§ INSTRUCTION
Report the count of lines below in which the string "name" occurs; include nothing else.

** BEGIN INPUT FOR THIS TASK **

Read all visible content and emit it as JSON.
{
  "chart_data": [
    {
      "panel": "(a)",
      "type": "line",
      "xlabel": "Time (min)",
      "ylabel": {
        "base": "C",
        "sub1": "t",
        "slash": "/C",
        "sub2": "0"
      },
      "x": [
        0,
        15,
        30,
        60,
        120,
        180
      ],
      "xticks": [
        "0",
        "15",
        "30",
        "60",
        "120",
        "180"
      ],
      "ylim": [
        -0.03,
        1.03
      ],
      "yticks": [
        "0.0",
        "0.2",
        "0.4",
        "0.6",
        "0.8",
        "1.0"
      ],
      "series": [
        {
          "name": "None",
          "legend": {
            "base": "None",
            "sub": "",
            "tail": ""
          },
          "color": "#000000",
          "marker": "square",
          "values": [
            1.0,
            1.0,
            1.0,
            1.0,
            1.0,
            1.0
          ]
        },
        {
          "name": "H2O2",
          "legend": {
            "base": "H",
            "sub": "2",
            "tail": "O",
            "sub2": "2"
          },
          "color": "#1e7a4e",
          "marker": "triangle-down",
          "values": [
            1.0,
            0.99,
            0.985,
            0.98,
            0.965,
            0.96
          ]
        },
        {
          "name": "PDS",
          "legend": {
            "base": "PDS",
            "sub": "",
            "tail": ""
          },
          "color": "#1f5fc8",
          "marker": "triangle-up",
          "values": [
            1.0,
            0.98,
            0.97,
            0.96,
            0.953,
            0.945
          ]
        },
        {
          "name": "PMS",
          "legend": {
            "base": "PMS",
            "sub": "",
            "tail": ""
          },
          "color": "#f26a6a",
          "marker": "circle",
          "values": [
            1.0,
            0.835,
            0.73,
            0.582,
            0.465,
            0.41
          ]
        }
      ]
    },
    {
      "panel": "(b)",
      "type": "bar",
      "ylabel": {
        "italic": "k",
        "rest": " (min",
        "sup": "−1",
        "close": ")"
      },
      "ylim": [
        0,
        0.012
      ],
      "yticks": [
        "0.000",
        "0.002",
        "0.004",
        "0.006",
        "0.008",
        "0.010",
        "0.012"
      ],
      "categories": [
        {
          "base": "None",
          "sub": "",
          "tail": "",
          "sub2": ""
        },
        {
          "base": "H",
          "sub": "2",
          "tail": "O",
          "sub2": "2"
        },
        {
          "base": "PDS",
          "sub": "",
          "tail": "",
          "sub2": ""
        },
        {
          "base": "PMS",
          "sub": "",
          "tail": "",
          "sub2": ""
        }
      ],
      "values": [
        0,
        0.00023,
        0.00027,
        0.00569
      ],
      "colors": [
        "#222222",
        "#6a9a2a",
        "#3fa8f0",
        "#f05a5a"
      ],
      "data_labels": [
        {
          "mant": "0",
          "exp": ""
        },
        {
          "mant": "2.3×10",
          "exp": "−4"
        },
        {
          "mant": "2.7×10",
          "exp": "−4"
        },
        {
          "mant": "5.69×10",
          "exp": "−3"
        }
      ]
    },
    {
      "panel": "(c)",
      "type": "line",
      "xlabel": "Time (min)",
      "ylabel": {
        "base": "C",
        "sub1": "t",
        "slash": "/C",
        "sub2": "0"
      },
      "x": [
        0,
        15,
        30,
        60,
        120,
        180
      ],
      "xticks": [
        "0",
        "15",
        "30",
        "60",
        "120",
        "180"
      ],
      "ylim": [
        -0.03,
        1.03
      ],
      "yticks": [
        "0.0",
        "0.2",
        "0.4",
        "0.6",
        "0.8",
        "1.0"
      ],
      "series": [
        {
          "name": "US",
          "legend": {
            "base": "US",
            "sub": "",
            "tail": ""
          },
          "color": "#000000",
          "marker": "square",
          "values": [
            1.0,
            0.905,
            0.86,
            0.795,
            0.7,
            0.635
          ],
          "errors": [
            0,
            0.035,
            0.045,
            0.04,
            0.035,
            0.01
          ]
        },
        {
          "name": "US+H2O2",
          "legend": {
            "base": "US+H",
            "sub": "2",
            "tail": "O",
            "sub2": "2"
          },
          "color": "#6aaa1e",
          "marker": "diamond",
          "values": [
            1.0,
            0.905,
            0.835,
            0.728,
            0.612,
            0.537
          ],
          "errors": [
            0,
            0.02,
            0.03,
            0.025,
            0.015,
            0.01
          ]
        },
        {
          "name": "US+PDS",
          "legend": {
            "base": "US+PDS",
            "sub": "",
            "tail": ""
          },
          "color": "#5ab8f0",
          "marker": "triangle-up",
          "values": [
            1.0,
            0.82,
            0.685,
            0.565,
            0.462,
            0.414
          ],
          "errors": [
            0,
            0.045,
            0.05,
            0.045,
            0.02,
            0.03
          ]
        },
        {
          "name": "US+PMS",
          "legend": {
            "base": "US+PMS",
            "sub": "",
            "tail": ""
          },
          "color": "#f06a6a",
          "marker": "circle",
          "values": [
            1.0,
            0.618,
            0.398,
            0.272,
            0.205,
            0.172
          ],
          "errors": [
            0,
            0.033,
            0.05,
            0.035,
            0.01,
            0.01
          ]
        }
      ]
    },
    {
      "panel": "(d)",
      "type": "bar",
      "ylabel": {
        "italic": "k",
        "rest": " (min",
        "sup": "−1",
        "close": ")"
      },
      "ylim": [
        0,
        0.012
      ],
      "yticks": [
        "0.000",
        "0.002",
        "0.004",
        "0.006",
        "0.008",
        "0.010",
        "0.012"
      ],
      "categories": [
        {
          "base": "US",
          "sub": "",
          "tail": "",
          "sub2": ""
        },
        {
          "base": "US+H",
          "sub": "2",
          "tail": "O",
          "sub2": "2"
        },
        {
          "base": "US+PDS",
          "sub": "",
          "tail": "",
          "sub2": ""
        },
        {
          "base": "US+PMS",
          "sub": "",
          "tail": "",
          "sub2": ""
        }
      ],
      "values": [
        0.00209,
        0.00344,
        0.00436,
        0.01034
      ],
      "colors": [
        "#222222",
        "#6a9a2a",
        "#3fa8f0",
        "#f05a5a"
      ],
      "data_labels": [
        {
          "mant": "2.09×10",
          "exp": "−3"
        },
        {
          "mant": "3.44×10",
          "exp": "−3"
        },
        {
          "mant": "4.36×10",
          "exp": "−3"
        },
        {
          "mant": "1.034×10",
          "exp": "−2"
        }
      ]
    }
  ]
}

** END INPUT FOR THIS TASK **

§ SOLUTION FOR THIS PROBLEM
8